---------- Material to process ----------

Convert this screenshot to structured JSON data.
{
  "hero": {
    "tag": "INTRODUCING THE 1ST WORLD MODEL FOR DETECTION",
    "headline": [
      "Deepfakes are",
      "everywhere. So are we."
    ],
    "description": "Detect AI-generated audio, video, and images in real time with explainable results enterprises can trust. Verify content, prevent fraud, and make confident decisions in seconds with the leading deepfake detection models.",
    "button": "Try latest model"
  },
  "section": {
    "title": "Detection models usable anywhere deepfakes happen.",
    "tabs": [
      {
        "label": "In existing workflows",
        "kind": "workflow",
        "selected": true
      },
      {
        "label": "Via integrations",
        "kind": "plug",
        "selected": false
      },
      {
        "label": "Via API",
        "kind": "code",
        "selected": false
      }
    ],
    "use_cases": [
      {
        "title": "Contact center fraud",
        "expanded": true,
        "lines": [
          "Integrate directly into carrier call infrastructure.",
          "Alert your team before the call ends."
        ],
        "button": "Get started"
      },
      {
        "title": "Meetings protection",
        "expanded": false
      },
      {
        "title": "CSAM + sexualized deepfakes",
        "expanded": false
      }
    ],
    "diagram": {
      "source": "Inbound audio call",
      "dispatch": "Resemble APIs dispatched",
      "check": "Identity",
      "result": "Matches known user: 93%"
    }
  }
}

----------
---------- Material to process ----------

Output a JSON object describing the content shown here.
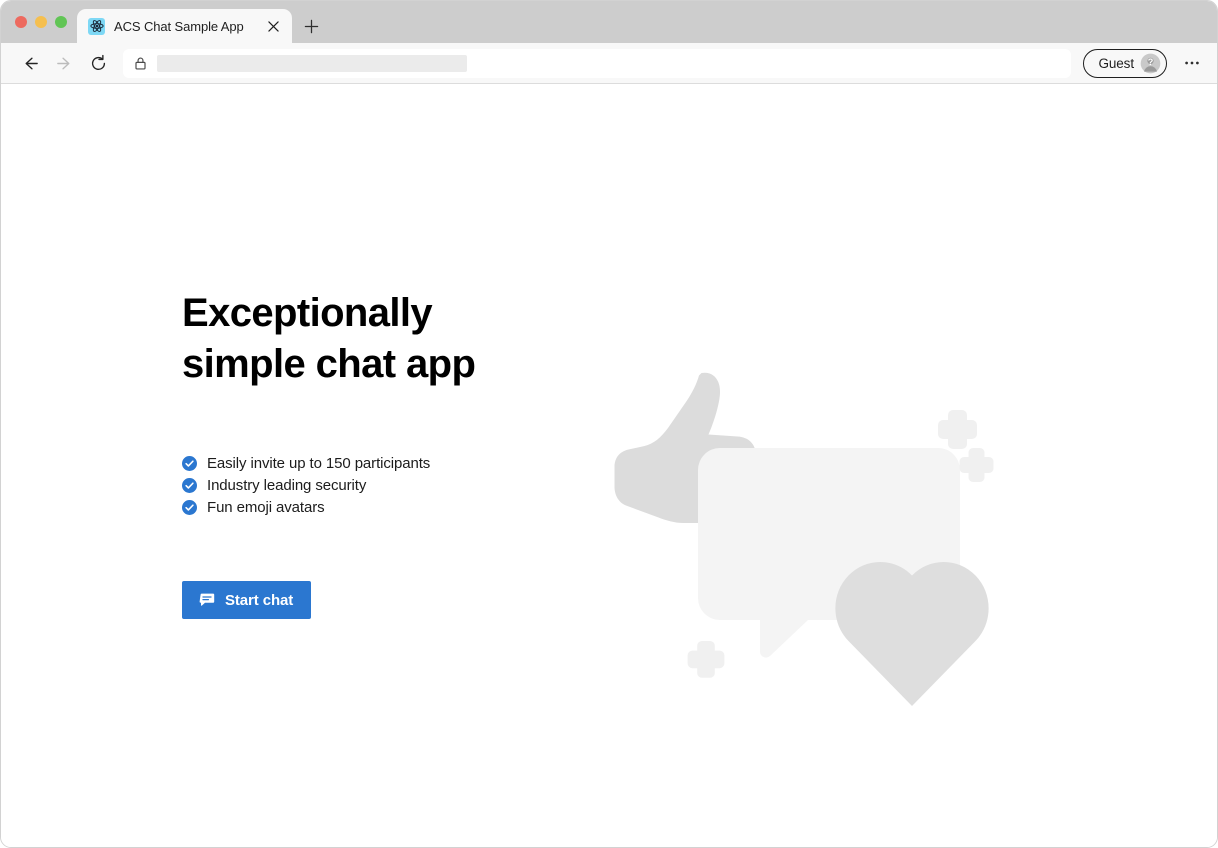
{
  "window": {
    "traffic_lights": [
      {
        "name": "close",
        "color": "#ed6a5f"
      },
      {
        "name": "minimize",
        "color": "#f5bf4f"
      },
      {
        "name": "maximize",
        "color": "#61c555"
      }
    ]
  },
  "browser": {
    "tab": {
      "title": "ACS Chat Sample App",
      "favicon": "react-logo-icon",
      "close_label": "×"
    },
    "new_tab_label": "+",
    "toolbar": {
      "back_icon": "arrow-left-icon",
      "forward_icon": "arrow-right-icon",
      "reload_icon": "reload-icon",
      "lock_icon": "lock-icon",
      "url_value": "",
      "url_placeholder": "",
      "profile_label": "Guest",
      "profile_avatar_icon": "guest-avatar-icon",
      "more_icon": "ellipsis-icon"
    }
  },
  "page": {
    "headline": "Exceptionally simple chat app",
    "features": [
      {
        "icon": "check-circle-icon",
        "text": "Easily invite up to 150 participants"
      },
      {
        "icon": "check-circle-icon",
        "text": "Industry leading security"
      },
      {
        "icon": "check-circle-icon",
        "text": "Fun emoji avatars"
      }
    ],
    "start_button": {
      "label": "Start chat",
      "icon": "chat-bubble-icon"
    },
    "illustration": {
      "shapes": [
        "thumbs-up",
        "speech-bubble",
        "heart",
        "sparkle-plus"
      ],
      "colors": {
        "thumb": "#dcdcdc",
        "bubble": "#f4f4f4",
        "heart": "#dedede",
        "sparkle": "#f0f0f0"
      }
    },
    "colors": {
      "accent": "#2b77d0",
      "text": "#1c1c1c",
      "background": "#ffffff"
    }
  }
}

----------

Given problem
Find the string "fraud" in the entries above and return each line that holds it.

Answer for this exercise
    "description": "Detect AI-generated audio, video, and images in real time with explainable results enterprises can trust. Verify content, prevent fraud, and make confident decisions in seconds with the leading deepfake detection models.",
        "title": "Contact center fraud",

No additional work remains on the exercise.